■ **GIVEN RECORDS**:
○ ○ ○ ○

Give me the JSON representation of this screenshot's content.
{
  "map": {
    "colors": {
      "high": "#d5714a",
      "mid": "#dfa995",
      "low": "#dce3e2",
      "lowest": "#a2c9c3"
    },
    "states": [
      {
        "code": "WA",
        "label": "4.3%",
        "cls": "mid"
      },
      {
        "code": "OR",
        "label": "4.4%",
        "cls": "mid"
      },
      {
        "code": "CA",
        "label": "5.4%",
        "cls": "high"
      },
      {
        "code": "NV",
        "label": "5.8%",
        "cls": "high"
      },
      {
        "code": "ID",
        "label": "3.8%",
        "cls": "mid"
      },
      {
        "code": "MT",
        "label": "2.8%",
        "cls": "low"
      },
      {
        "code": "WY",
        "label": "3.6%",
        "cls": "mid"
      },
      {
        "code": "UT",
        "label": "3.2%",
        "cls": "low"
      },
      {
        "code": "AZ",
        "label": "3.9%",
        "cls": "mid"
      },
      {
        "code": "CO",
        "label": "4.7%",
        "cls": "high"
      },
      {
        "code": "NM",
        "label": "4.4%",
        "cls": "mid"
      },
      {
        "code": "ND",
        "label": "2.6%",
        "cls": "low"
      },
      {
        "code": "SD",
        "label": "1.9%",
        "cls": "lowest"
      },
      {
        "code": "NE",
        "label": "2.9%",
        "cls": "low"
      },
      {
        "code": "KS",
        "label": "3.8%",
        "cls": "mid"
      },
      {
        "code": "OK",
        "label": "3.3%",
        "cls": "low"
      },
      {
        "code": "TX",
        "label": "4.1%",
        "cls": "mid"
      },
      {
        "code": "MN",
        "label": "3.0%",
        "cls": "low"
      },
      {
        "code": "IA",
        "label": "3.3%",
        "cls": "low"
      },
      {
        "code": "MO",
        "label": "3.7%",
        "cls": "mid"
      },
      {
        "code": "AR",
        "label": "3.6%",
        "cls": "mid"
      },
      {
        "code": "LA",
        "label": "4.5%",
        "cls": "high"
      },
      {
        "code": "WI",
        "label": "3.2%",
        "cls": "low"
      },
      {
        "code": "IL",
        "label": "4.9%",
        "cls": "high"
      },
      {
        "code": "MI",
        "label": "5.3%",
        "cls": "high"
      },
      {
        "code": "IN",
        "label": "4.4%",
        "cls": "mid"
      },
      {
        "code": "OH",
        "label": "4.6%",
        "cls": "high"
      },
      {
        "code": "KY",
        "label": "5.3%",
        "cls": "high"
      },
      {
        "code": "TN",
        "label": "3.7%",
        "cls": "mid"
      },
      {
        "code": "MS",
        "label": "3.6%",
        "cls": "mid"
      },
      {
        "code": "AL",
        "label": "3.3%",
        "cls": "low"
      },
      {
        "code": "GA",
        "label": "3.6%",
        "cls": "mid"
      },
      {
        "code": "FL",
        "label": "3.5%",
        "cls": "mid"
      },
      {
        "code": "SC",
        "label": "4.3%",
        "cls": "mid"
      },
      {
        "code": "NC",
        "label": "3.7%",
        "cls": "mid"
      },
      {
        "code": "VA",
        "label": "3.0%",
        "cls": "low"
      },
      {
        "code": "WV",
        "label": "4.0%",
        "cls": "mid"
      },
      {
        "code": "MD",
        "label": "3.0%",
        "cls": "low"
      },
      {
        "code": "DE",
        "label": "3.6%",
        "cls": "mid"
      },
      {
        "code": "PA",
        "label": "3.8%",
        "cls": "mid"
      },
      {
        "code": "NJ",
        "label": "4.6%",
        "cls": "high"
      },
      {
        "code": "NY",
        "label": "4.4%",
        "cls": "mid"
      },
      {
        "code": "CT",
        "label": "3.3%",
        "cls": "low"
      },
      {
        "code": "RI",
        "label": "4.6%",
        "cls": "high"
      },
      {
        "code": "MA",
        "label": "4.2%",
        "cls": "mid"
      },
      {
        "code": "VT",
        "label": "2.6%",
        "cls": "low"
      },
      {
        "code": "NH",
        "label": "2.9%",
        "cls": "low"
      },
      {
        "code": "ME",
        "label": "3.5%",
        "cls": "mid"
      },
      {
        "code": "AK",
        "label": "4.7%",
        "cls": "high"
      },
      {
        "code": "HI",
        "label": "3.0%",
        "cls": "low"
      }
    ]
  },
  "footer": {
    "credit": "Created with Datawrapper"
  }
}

○ ○ ○ ○

■ **WORK INSTRUCTIONS**:
Write out all of the records once more, exactly.

■ **EXERCISE ANSWER**:
Give me the JSON representation of this screenshot's content.
{
  "map": {
    "colors": {
      "high": "#d5714a",
      "mid": "#dfa995",
      "low": "#dce3e2",
      "lowest": "#a2c9c3"
    },
    "states": [
      {
        "code": "WA",
        "label": "4.3%",
        "cls": "mid"
      },
      {
        "code": "OR",
        "label": "4.4%",
        "cls": "mid"
      },
      {
        "code": "CA",
        "label": "5.4%",
        "cls": "high"
      },
      {
        "code": "NV",
        "label": "5.8%",
        "cls": "high"
      },
      {
        "code": "ID",
        "label": "3.8%",
        "cls": "mid"
      },
      {
        "code": "MT",
        "label": "2.8%",
        "cls": "low"
      },
      {
        "code": "WY",
        "label": "3.6%",
        "cls": "mid"
      },
      {
        "code": "UT",
        "label": "3.2%",
        "cls": "low"
      },
      {
        "code": "AZ",
        "label": "3.9%",
        "cls": "mid"
      },
      {
        "code": "CO",
        "label": "4.7%",
        "cls": "high"
      },
      {
        "code": "NM",
        "label": "4.4%",
        "cls": "mid"
      },
      {
        "code": "ND",
        "label": "2.6%",
        "cls": "low"
      },
      {
        "code": "SD",
        "label": "1.9%",
        "cls": "lowest"
      },
      {
        "code": "NE",
        "label": "2.9%",
        "cls": "low"
      },
      {
        "code": "KS",
        "label": "3.8%",
        "cls": "mid"
      },
      {
        "code": "OK",
        "label": "3.3%",
        "cls": "low"
      },
      {
        "code": "TX",
        "label": "4.1%",
        "cls": "mid"
      },
      {
        "code": "MN",
        "label": "3.0%",
        "cls": "low"
      },
      {
        "code": "IA",
        "label": "3.3%",
        "cls": "low"
      },
      {
        "code": "MO",
        "label": "3.7%",
        "cls": "mid"
      },
      {
        "code": "AR",
        "label": "3.6%",
        "cls": "mid"
      },
      {
        "code": "LA",
        "label": "4.5%",
        "cls": "high"
      },
      {
        "code": "WI",
        "label": "3.2%",
        "cls": "low"
      },
      {
        "code": "IL",
        "label": "4.9%",
        "cls": "high"
      },
      {
        "code": "MI",
        "label": "5.3%",
        "cls": "high"
      },
      {
        "code": "IN",
        "label": "4.4%",
        "cls": "mid"
      },
      {
        "code": "OH",
        "label": "4.6%",
        "cls": "high"
      },
      {
        "code": "KY",
        "label": "5.3%",
        "cls": "high"
      },
      {
        "code": "TN",
        "label": "3.7%",
        "cls": "mid"
      },
      {
        "code": "MS",
        "label": "3.6%",
        "cls": "mid"
      },
      {
        "code": "AL",
        "label": "3.3%",
        "cls": "low"
      },
      {
        "code": "GA",
        "label": "3.6%",
        "cls": "mid"
      },
      {
        "code": "FL",
        "label": "3.5%",
        "cls": "mid"
      },
      {
        "code": "SC",
        "label": "4.3%",
        "cls": "mid"
      },
      {
        "code": "NC",
        "label": "3.7%",
        "cls": "mid"
      },
      {
        "code": "VA",
        "label": "3.0%",
        "cls": "low"
      },
      {
        "code": "WV",
        "label": "4.0%",
        "cls": "mid"
      },
      {
        "code": "MD",
        "label": "3.0%",
        "cls": "low"
      },
      {
        "code": "DE",
        "label": "3.6%",
        "cls": "mid"
      },
      {
        "code": "PA",
        "label": "3.8%",
        "cls": "mid"
      },
      {
        "code": "NJ",
        "label": "4.6%",
        "cls": "high"
      },
      {
        "code": "NY",
        "label": "4.4%",
        "cls": "mid"
      },
      {
        "code": "CT",
        "label": "3.3%",
        "cls": "low"
      },
      {
        "code": "RI",
        "label": "4.6%",
        "cls": "high"
      },
      {
        "code": "MA",
        "label": "4.2%",
        "cls": "mid"
      },
      {
        "code": "VT",
        "label": "2.6%",
        "cls": "low"
      },
      {
        "code": "NH",
        "label": "2.9%",
        "cls": "low"
      },
      {
        "code": "ME",
        "label": "3.5%",
        "cls": "mid"
      },
      {
        "code": "AK",
        "label": "4.7%",
        "cls": "high"
      },
      {
        "code": "HI",
        "label": "3.0%",
        "cls": "low"
      }
    ]
  },
  "footer": {
    "credit": "Created with Datawrapper"
  }
}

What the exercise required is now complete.